### WORK INSTRUCTIONS
Determine how many lines contain the string "into", then reply with that figure only.

Dataset items
════════════════════

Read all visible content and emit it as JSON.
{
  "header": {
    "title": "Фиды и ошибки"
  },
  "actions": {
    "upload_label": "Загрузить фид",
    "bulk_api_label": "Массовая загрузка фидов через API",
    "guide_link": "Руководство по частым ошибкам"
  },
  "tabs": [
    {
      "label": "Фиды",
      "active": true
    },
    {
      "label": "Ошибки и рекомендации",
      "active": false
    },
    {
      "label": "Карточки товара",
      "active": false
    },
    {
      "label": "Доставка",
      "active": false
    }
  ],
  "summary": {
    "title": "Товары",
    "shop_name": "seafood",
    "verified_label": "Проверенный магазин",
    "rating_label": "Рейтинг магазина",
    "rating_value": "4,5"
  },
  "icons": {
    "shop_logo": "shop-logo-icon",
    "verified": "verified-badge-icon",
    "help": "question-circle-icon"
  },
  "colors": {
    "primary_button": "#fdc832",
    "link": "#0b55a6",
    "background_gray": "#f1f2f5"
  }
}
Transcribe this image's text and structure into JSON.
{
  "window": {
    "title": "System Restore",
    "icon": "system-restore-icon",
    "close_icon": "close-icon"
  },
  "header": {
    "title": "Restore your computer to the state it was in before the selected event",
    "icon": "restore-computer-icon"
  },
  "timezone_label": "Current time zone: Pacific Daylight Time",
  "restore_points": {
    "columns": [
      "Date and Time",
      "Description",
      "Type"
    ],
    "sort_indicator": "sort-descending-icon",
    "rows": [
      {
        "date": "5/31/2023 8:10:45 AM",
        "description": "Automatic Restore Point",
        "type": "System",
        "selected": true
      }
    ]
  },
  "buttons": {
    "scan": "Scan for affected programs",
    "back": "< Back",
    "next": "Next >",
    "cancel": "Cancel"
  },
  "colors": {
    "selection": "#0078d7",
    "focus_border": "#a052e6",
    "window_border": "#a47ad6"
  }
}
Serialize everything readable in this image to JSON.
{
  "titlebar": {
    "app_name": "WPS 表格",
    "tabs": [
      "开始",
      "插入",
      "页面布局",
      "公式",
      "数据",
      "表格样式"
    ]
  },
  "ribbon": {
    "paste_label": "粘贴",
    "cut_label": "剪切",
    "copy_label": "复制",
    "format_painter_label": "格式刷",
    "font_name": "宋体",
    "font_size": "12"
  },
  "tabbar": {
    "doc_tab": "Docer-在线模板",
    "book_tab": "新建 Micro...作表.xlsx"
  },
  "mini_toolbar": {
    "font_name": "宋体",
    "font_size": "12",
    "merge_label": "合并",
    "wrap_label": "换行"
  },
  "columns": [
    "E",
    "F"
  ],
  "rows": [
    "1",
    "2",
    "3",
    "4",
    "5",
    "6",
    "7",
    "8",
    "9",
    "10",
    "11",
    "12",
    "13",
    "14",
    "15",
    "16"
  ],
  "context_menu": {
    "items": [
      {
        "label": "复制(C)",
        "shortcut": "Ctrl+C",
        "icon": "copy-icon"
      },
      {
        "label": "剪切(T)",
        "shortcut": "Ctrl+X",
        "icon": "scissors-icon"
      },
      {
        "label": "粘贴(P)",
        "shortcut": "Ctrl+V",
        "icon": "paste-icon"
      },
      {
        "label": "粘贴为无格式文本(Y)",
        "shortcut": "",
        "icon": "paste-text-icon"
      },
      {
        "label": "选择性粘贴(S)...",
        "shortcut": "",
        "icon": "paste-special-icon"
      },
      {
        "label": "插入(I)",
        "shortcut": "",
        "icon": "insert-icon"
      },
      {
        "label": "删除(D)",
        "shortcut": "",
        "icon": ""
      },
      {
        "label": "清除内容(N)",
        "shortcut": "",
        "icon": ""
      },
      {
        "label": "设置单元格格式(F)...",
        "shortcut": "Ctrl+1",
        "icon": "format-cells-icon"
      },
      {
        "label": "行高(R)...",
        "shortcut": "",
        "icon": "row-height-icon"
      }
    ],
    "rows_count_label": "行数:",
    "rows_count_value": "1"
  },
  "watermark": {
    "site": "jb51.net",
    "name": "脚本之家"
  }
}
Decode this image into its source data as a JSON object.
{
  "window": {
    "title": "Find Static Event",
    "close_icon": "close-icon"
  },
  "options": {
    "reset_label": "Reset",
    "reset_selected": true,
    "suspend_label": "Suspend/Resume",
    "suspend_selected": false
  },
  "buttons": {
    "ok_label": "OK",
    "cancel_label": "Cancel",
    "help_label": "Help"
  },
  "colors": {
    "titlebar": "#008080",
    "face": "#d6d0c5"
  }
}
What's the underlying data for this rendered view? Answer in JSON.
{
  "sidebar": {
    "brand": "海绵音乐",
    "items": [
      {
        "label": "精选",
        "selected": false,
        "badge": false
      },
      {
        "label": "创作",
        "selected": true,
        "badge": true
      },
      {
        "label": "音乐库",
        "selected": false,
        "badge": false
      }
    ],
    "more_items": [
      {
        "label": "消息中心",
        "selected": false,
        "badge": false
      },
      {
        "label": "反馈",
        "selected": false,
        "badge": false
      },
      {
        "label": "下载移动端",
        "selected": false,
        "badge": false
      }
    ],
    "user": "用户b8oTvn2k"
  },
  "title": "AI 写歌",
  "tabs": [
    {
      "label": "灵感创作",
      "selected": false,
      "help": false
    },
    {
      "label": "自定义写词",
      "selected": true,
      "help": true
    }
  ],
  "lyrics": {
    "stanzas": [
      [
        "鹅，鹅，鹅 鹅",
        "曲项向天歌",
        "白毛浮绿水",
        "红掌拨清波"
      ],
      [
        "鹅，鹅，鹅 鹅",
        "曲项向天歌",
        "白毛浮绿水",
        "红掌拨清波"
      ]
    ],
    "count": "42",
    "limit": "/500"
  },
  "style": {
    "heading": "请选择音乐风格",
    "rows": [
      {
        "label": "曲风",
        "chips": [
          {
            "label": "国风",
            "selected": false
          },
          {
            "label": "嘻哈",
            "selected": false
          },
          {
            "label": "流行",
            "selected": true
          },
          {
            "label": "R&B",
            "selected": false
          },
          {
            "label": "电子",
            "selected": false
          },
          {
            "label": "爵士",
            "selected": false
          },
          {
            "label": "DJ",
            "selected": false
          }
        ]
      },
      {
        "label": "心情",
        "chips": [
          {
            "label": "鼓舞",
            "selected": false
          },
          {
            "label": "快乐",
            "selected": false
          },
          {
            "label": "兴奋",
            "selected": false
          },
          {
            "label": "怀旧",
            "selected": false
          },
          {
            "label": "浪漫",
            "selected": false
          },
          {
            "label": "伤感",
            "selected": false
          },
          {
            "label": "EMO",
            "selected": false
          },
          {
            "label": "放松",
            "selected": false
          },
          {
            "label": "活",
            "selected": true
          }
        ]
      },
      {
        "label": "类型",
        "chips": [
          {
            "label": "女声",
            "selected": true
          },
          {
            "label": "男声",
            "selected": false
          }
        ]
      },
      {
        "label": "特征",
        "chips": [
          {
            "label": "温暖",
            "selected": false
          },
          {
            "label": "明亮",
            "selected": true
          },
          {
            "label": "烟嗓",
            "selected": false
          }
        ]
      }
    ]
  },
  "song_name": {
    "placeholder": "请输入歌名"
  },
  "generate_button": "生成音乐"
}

════════════════════

### RESULT OF THIS EXERCISE
2